* Materials provided
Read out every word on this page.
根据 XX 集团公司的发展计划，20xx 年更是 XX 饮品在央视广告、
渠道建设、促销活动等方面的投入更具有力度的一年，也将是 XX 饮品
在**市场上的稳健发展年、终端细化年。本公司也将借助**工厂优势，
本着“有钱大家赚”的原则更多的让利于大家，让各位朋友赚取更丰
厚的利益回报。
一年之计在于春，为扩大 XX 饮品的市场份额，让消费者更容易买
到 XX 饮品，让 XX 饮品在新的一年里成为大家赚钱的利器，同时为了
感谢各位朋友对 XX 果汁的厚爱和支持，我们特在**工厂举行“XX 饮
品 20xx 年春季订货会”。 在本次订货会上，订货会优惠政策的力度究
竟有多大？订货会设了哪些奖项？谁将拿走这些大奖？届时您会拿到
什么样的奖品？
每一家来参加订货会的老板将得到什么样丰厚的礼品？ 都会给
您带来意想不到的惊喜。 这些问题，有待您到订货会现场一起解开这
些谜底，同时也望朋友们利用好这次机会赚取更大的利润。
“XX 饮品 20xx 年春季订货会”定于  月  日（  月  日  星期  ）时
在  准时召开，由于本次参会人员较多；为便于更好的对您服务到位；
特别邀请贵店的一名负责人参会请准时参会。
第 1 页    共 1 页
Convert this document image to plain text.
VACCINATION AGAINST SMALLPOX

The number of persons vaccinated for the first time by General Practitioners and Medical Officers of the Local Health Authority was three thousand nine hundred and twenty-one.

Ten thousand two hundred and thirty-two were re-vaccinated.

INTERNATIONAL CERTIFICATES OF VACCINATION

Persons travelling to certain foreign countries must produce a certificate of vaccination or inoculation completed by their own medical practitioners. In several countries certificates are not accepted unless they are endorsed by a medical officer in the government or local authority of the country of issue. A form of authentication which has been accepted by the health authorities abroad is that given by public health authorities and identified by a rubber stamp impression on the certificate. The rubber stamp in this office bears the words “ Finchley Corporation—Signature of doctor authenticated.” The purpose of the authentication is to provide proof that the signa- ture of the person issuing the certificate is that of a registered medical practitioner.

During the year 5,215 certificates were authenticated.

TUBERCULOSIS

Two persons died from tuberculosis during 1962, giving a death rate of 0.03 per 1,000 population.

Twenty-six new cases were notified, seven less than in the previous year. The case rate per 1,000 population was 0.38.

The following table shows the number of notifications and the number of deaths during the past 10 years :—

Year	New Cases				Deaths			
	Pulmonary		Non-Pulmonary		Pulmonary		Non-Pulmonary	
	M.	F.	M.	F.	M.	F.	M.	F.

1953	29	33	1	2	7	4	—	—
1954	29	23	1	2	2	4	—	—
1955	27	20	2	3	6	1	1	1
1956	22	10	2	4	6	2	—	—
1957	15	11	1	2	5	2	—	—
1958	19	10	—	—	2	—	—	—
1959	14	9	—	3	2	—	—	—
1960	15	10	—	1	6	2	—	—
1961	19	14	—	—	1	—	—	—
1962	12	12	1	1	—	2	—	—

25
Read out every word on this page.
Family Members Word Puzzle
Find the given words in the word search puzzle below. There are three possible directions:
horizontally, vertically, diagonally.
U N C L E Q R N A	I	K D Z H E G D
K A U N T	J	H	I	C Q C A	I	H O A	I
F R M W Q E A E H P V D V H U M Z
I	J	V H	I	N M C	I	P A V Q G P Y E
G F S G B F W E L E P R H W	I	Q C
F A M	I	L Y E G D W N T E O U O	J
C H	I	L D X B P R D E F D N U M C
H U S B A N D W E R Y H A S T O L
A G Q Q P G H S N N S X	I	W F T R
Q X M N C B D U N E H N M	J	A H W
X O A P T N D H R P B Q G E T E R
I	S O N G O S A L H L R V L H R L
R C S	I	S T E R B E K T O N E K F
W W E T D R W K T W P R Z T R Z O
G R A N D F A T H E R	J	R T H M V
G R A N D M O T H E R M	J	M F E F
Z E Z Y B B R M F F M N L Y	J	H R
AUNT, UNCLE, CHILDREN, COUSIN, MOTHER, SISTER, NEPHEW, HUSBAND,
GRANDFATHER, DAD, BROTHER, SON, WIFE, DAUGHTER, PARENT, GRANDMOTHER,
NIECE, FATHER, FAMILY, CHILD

* Work required
Reproduce each line of the material above precisely.

* Problem solution
Read out every word on this page.
根据 XX 集团公司的发展计划，20xx 年更是 XX 饮品在央视广告、
渠道建设、促销活动等方面的投入更具有力度的一年，也将是 XX 饮品
在**市场上的稳健发展年、终端细化年。本公司也将借助**工厂优势，
本着“有钱大家赚”的原则更多的让利于大家，让各位朋友赚取更丰
厚的利益回报。
一年之计在于春，为扩大 XX 饮品的市场份额，让消费者更容易买
到 XX 饮品，让 XX 饮品在新的一年里成为大家赚钱的利器，同时为了
感谢各位朋友对 XX 果汁的厚爱和支持，我们特在**工厂举行“XX 饮
品 20xx 年春季订货会”。 在本次订货会上，订货会优惠政策的力度究
竟有多大？订货会设了哪些奖项？谁将拿走这些大奖？届时您会拿到
什么样的奖品？
每一家来参加订货会的老板将得到什么样丰厚的礼品？ 都会给
您带来意想不到的惊喜。 这些问题，有待您到订货会现场一起解开这
些谜底，同时也望朋友们利用好这次机会赚取更大的利润。
“XX 饮品 20xx 年春季订货会”定于  月  日（  月  日  星期  ）时
在  准时召开，由于本次参会人员较多；为便于更好的对您服务到位；
特别邀请贵店的一名负责人参会请准时参会。
第 1 页    共 1 页
Convert this document image to plain text.
VACCINATION AGAINST SMALLPOX

The number of persons vaccinated for the first time by General Practitioners and Medical Officers of the Local Health Authority was three thousand nine hundred and twenty-one.

Ten thousand two hundred and thirty-two were re-vaccinated.

INTERNATIONAL CERTIFICATES OF VACCINATION

Persons travelling to certain foreign countries must produce a certificate of vaccination or inoculation completed by their own medical practitioners. In several countries certificates are not accepted unless they are endorsed by a medical officer in the government or local authority of the country of issue. A form of authentication which has been accepted by the health authorities abroad is that given by public health authorities and identified by a rubber stamp impression on the certificate. The rubber stamp in this office bears the words “ Finchley Corporation—Signature of doctor authenticated.” The purpose of the authentication is to provide proof that the signa- ture of the person issuing the certificate is that of a registered medical practitioner.

During the year 5,215 certificates were authenticated.

TUBERCULOSIS

Two persons died from tuberculosis during 1962, giving a death rate of 0.03 per 1,000 population.

Twenty-six new cases were notified, seven less than in the previous year. The case rate per 1,000 population was 0.38.

The following table shows the number of notifications and the number of deaths during the past 10 years :—

Year	New Cases				Deaths			
	Pulmonary		Non-Pulmonary		Pulmonary		Non-Pulmonary	
	M.	F.	M.	F.	M.	F.	M.	F.

1953	29	33	1	2	7	4	—	—
1954	29	23	1	2	2	4	—	—
1955	27	20	2	3	6	1	1	1
1956	22	10	2	4	6	2	—	—
1957	15	11	1	2	5	2	—	—
1958	19	10	—	—	2	—	—	—
1959	14	9	—	3	2	—	—	—
1960	15	10	—	1	6	2	—	—
1961	19	14	—	—	1	—	—	—
1962	12	12	1	1	—	2	—	—

25
Read out every word on this page.
Family Members Word Puzzle
Find the given words in the word search puzzle below. There are three possible directions:
horizontally, vertically, diagonally.
U N C L E Q R N A	I	K D Z H E G D
K A U N T	J	H	I	C Q C A	I	H O A	I
F R M W Q E A E H P V D V H U M Z
I	J	V H	I	N M C	I	P A V Q G P Y E
G F S G B F W E L E P R H W	I	Q C
F A M	I	L Y E G D W N T E O U O	J
C H	I	L D X B P R D E F D N U M C
H U S B A N D W E R Y H A S T O L
A G Q Q P G H S N N S X	I	W F T R
Q X M N C B D U N E H N M	J	A H W
X O A P T N D H R P B Q G E T E R
I	S O N G O S A L H L R V L H R L
R C S	I	S T E R B E K T O N E K F
W W E T D R W K T W P R Z T R Z O
G R A N D F A T H E R	J	R T H M V
G R A N D M O T H E R M	J	M F E F
Z E Z Y B B R M F F M N L Y	J	H R
AUNT, UNCLE, CHILDREN, COUSIN, MOTHER, SISTER, NEPHEW, HUSBAND,
GRANDFATHER, DAD, BROTHER, SON, WIFE, DAUGHTER, PARENT, GRANDMOTHER,
NIECE, FATHER, FAMILY, CHILD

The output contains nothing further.